Dataset content >>
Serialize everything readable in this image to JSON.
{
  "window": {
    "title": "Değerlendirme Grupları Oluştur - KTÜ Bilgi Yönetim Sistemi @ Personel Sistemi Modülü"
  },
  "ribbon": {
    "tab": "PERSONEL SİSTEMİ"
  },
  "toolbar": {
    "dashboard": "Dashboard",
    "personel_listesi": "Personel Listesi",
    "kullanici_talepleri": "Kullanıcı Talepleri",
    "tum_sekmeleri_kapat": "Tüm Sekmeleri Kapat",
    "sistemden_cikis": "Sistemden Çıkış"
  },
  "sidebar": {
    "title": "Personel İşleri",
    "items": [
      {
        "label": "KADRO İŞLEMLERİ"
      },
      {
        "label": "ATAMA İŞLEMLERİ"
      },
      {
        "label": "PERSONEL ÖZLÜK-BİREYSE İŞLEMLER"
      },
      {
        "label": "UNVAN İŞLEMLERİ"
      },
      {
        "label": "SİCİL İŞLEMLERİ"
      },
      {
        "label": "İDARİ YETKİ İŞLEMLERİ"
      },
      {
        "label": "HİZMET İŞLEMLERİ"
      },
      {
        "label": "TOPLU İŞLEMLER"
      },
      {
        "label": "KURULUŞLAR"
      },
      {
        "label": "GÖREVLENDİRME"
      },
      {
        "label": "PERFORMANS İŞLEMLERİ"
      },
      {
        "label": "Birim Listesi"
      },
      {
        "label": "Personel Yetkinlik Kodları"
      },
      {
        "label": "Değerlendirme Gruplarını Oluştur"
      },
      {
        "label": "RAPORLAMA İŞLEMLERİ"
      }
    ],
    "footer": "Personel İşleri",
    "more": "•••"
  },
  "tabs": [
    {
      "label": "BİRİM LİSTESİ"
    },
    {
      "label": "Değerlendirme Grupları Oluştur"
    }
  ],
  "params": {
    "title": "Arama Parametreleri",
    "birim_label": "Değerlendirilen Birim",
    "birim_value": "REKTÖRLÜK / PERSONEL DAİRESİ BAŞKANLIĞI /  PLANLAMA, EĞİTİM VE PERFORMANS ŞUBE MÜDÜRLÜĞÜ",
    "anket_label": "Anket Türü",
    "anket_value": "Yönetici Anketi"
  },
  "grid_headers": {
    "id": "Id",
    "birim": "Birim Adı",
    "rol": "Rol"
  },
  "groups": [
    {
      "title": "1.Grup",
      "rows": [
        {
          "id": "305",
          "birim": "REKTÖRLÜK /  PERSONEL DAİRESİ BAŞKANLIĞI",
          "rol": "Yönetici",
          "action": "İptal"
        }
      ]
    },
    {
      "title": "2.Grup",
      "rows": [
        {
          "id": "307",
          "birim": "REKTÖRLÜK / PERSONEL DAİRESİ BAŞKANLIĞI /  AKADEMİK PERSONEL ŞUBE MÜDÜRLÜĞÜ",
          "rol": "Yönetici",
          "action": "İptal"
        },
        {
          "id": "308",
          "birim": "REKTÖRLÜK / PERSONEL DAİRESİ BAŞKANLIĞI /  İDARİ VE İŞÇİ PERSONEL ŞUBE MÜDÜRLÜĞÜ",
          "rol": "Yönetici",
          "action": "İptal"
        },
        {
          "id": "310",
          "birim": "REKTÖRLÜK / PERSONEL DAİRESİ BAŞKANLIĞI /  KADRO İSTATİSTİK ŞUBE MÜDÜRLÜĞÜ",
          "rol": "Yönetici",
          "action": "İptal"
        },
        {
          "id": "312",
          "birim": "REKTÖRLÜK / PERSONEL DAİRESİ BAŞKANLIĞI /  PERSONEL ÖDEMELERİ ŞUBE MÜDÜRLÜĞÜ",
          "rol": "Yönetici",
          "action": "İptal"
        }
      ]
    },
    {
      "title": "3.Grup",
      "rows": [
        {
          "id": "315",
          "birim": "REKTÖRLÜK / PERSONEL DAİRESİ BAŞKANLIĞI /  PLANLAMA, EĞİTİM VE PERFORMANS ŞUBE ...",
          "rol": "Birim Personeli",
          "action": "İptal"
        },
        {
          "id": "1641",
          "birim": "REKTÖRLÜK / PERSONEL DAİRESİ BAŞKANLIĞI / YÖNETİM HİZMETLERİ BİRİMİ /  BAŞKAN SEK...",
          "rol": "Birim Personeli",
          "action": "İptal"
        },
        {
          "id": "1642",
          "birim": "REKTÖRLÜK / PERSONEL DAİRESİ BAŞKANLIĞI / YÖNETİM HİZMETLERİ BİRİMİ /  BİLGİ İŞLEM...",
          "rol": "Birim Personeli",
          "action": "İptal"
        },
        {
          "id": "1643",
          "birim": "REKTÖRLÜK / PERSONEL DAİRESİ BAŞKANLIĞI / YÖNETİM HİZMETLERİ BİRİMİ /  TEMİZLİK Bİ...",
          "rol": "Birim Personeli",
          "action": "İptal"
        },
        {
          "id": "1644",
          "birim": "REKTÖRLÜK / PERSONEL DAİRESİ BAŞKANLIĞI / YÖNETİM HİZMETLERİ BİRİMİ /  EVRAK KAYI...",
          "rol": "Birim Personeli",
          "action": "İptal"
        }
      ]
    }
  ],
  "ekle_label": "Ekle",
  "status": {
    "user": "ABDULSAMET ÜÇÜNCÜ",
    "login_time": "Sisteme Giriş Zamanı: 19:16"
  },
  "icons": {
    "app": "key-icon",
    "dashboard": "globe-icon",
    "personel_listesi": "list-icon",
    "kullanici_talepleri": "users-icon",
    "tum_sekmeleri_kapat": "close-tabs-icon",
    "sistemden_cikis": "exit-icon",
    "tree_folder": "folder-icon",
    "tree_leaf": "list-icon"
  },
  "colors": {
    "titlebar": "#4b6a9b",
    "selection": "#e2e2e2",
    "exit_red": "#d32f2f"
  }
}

Task requirements >>
Please repeat all the records above exactly as they appear.

Exercise output >>
Serialize everything readable in this image to JSON.
{
  "window": {
    "title": "Değerlendirme Grupları Oluştur - KTÜ Bilgi Yönetim Sistemi @ Personel Sistemi Modülü"
  },
  "ribbon": {
    "tab": "PERSONEL SİSTEMİ"
  },
  "toolbar": {
    "dashboard": "Dashboard",
    "personel_listesi": "Personel Listesi",
    "kullanici_talepleri": "Kullanıcı Talepleri",
    "tum_sekmeleri_kapat": "Tüm Sekmeleri Kapat",
    "sistemden_cikis": "Sistemden Çıkış"
  },
  "sidebar": {
    "title": "Personel İşleri",
    "items": [
      {
        "label": "KADRO İŞLEMLERİ"
      },
      {
        "label": "ATAMA İŞLEMLERİ"
      },
      {
        "label": "PERSONEL ÖZLÜK-BİREYSE İŞLEMLER"
      },
      {
        "label": "UNVAN İŞLEMLERİ"
      },
      {
        "label": "SİCİL İŞLEMLERİ"
      },
      {
        "label": "İDARİ YETKİ İŞLEMLERİ"
      },
      {
        "label": "HİZMET İŞLEMLERİ"
      },
      {
        "label": "TOPLU İŞLEMLER"
      },
      {
        "label": "KURULUŞLAR"
      },
      {
        "label": "GÖREVLENDİRME"
      },
      {
        "label": "PERFORMANS İŞLEMLERİ"
      },
      {
        "label": "Birim Listesi"
      },
      {
        "label": "Personel Yetkinlik Kodları"
      },
      {
        "label": "Değerlendirme Gruplarını Oluştur"
      },
      {
        "label": "RAPORLAMA İŞLEMLERİ"
      }
    ],
    "footer": "Personel İşleri",
    "more": "•••"
  },
  "tabs": [
    {
      "label": "BİRİM LİSTESİ"
    },
    {
      "label": "Değerlendirme Grupları Oluştur"
    }
  ],
  "params": {
    "title": "Arama Parametreleri",
    "birim_label": "Değerlendirilen Birim",
    "birim_value": "REKTÖRLÜK / PERSONEL DAİRESİ BAŞKANLIĞI /  PLANLAMA, EĞİTİM VE PERFORMANS ŞUBE MÜDÜRLÜĞÜ",
    "anket_label": "Anket Türü",
    "anket_value": "Yönetici Anketi"
  },
  "grid_headers": {
    "id": "Id",
    "birim": "Birim Adı",
    "rol": "Rol"
  },
  "groups": [
    {
      "title": "1.Grup",
      "rows": [
        {
          "id": "305",
          "birim": "REKTÖRLÜK /  PERSONEL DAİRESİ BAŞKANLIĞI",
          "rol": "Yönetici",
          "action": "İptal"
        }
      ]
    },
    {
      "title": "2.Grup",
      "rows": [
        {
          "id": "307",
          "birim": "REKTÖRLÜK / PERSONEL DAİRESİ BAŞKANLIĞI /  AKADEMİK PERSONEL ŞUBE MÜDÜRLÜĞÜ",
          "rol": "Yönetici",
          "action": "İptal"
        },
        {
          "id": "308",
          "birim": "REKTÖRLÜK / PERSONEL DAİRESİ BAŞKANLIĞI /  İDARİ VE İŞÇİ PERSONEL ŞUBE MÜDÜRLÜĞÜ",
          "rol": "Yönetici",
          "action": "İptal"
        },
        {
          "id": "310",
          "birim": "REKTÖRLÜK / PERSONEL DAİRESİ BAŞKANLIĞI /  KADRO İSTATİSTİK ŞUBE MÜDÜRLÜĞÜ",
          "rol": "Yönetici",
          "action": "İptal"
        },
        {
          "id": "312",
          "birim": "REKTÖRLÜK / PERSONEL DAİRESİ BAŞKANLIĞI /  PERSONEL ÖDEMELERİ ŞUBE MÜDÜRLÜĞÜ",
          "rol": "Yönetici",
          "action": "İptal"
        }
      ]
    },
    {
      "title": "3.Grup",
      "rows": [
        {
          "id": "315",
          "birim": "REKTÖRLÜK / PERSONEL DAİRESİ BAŞKANLIĞI /  PLANLAMA, EĞİTİM VE PERFORMANS ŞUBE ...",
          "rol": "Birim Personeli",
          "action": "İptal"
        },
        {
          "id": "1641",
          "birim": "REKTÖRLÜK / PERSONEL DAİRESİ BAŞKANLIĞI / YÖNETİM HİZMETLERİ BİRİMİ /  BAŞKAN SEK...",
          "rol": "Birim Personeli",
          "action": "İptal"
        },
        {
          "id": "1642",
          "birim": "REKTÖRLÜK / PERSONEL DAİRESİ BAŞKANLIĞI / YÖNETİM HİZMETLERİ BİRİMİ /  BİLGİ İŞLEM...",
          "rol": "Birim Personeli",
          "action": "İptal"
        },
        {
          "id": "1643",
          "birim": "REKTÖRLÜK / PERSONEL DAİRESİ BAŞKANLIĞI / YÖNETİM HİZMETLERİ BİRİMİ /  TEMİZLİK Bİ...",
          "rol": "Birim Personeli",
          "action": "İptal"
        },
        {
          "id": "1644",
          "birim": "REKTÖRLÜK / PERSONEL DAİRESİ BAŞKANLIĞI / YÖNETİM HİZMETLERİ BİRİMİ /  EVRAK KAYI...",
          "rol": "Birim Personeli",
          "action": "İptal"
        }
      ]
    }
  ],
  "ekle_label": "Ekle",
  "status": {
    "user": "ABDULSAMET ÜÇÜNCÜ",
    "login_time": "Sisteme Giriş Zamanı: 19:16"
  },
  "icons": {
    "app": "key-icon",
    "dashboard": "globe-icon",
    "personel_listesi": "list-icon",
    "kullanici_talepleri": "users-icon",
    "tum_sekmeleri_kapat": "close-tabs-icon",
    "sistemden_cikis": "exit-icon",
    "tree_folder": "folder-icon",
    "tree_leaf": "list-icon"
  },
  "colors": {
    "titlebar": "#4b6a9b",
    "selection": "#e2e2e2",
    "exit_red": "#d32f2f"
  }
}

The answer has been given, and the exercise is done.